DATA LINES —
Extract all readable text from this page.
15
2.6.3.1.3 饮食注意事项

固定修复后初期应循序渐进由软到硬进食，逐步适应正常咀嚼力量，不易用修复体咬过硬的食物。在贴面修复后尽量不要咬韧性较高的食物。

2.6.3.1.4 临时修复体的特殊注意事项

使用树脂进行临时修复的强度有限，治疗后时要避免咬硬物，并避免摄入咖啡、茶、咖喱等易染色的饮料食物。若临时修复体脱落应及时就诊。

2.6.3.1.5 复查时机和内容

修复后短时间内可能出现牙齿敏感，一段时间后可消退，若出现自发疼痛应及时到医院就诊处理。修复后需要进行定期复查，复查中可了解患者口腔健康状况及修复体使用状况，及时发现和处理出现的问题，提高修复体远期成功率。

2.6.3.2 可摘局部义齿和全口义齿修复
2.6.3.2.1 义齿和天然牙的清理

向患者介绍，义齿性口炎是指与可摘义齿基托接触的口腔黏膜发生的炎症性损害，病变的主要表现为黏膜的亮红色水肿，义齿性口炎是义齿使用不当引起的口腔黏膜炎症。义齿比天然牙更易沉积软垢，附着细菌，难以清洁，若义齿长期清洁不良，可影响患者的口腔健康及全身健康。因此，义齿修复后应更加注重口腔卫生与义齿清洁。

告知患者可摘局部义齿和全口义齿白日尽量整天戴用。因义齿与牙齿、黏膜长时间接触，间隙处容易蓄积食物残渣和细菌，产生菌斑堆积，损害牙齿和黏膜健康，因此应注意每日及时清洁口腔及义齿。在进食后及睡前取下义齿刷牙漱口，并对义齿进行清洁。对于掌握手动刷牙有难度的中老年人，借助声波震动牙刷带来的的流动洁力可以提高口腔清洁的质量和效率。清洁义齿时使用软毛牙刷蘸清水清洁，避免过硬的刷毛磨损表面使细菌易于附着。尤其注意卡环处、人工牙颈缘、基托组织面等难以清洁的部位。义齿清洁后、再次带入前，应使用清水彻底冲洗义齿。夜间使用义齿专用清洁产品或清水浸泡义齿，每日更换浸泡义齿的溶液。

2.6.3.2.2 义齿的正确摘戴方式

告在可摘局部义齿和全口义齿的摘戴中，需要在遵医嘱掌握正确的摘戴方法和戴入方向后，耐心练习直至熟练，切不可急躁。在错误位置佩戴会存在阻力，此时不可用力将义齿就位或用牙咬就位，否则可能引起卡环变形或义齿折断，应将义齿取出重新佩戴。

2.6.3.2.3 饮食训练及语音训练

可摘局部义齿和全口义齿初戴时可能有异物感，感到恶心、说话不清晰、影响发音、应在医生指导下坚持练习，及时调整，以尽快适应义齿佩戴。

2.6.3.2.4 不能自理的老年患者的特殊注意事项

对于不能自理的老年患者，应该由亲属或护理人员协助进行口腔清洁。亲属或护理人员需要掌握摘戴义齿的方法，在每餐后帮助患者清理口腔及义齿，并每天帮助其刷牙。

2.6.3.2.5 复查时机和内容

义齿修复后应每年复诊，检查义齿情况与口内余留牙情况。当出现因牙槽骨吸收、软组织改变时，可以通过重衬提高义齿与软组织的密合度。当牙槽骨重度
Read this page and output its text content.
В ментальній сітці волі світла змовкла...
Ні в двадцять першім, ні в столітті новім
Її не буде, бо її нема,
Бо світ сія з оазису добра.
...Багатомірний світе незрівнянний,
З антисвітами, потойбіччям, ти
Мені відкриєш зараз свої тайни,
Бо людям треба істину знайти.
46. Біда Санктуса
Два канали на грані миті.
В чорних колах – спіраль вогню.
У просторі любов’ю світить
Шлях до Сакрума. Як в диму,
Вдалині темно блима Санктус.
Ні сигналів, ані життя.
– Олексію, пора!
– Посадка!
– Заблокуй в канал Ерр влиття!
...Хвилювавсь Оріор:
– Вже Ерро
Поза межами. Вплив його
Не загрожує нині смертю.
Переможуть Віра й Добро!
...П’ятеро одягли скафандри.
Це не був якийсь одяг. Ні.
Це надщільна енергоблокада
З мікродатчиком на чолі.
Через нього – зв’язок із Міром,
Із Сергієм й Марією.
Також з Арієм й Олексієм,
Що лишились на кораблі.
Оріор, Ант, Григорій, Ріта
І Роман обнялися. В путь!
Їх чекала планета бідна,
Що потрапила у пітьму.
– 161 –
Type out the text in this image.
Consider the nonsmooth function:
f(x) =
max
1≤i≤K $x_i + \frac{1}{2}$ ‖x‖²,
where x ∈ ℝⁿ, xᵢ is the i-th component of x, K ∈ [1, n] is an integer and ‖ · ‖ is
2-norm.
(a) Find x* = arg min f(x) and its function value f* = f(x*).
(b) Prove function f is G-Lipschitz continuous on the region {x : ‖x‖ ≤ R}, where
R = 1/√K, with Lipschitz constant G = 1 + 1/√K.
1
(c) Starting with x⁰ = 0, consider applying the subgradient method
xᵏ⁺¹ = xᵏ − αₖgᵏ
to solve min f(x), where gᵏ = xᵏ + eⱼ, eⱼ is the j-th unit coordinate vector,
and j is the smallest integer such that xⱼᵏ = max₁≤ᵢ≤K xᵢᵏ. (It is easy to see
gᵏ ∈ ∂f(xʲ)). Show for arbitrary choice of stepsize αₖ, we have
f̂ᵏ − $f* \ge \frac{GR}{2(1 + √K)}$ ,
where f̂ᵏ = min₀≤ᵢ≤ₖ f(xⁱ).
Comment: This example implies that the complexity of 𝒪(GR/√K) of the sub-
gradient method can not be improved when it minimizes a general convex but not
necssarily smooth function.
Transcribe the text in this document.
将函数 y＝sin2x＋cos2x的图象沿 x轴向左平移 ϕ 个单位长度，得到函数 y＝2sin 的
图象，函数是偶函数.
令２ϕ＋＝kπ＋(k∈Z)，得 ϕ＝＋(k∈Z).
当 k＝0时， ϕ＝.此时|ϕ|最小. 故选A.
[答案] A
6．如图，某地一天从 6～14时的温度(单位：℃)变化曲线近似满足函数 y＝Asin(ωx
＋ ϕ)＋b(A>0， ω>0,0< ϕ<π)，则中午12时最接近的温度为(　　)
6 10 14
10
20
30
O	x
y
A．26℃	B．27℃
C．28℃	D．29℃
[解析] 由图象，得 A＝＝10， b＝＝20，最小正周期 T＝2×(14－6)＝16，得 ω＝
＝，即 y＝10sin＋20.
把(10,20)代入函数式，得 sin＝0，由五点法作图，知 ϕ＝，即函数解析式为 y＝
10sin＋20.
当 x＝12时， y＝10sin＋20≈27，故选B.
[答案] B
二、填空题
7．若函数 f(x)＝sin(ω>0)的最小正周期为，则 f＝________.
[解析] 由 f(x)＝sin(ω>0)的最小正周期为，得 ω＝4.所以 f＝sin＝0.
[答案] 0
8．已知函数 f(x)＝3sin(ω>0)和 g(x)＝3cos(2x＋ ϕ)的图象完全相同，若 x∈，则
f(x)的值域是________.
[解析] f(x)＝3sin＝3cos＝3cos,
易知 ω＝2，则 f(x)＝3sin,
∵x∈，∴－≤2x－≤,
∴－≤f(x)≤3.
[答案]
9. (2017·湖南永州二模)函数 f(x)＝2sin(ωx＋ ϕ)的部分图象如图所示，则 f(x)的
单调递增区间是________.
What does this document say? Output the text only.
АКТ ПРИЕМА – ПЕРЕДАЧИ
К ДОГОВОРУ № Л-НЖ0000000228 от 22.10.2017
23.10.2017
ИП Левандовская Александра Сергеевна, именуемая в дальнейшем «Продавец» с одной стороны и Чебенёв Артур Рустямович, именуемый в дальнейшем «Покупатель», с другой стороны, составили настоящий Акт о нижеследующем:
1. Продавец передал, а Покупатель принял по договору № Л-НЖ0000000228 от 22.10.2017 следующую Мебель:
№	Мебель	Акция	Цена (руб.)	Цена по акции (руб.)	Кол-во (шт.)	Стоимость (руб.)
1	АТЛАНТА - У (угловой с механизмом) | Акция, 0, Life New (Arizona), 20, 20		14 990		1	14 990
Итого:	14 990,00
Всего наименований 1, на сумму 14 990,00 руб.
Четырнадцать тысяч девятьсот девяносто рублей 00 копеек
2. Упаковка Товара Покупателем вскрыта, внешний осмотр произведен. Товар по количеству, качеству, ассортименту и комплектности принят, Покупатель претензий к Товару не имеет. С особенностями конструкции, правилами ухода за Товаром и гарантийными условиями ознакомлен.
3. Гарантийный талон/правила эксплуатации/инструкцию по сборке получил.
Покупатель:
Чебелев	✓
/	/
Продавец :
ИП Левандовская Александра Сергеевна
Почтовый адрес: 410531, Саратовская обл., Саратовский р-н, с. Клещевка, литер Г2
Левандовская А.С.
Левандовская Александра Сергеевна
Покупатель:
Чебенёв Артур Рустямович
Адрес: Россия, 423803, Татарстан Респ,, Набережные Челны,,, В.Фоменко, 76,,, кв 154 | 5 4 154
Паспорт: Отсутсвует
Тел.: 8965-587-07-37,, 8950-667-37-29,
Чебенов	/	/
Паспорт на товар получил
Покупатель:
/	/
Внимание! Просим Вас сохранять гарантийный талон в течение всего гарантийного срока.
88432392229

YOUR OBJECTIVE — Your task is to pick out every line with the string "Мебель" and copy it.

COMPLETED EXERCISE —
1. Продавец передал, а Покупатель принял по договору № Л-НЖ0000000228 от 22.10.2017 следующую Мебель:
№	Мебель	Акция	Цена (руб.)	Цена по акции (руб.)	Кол-во (шт.)	Стоимость (руб.)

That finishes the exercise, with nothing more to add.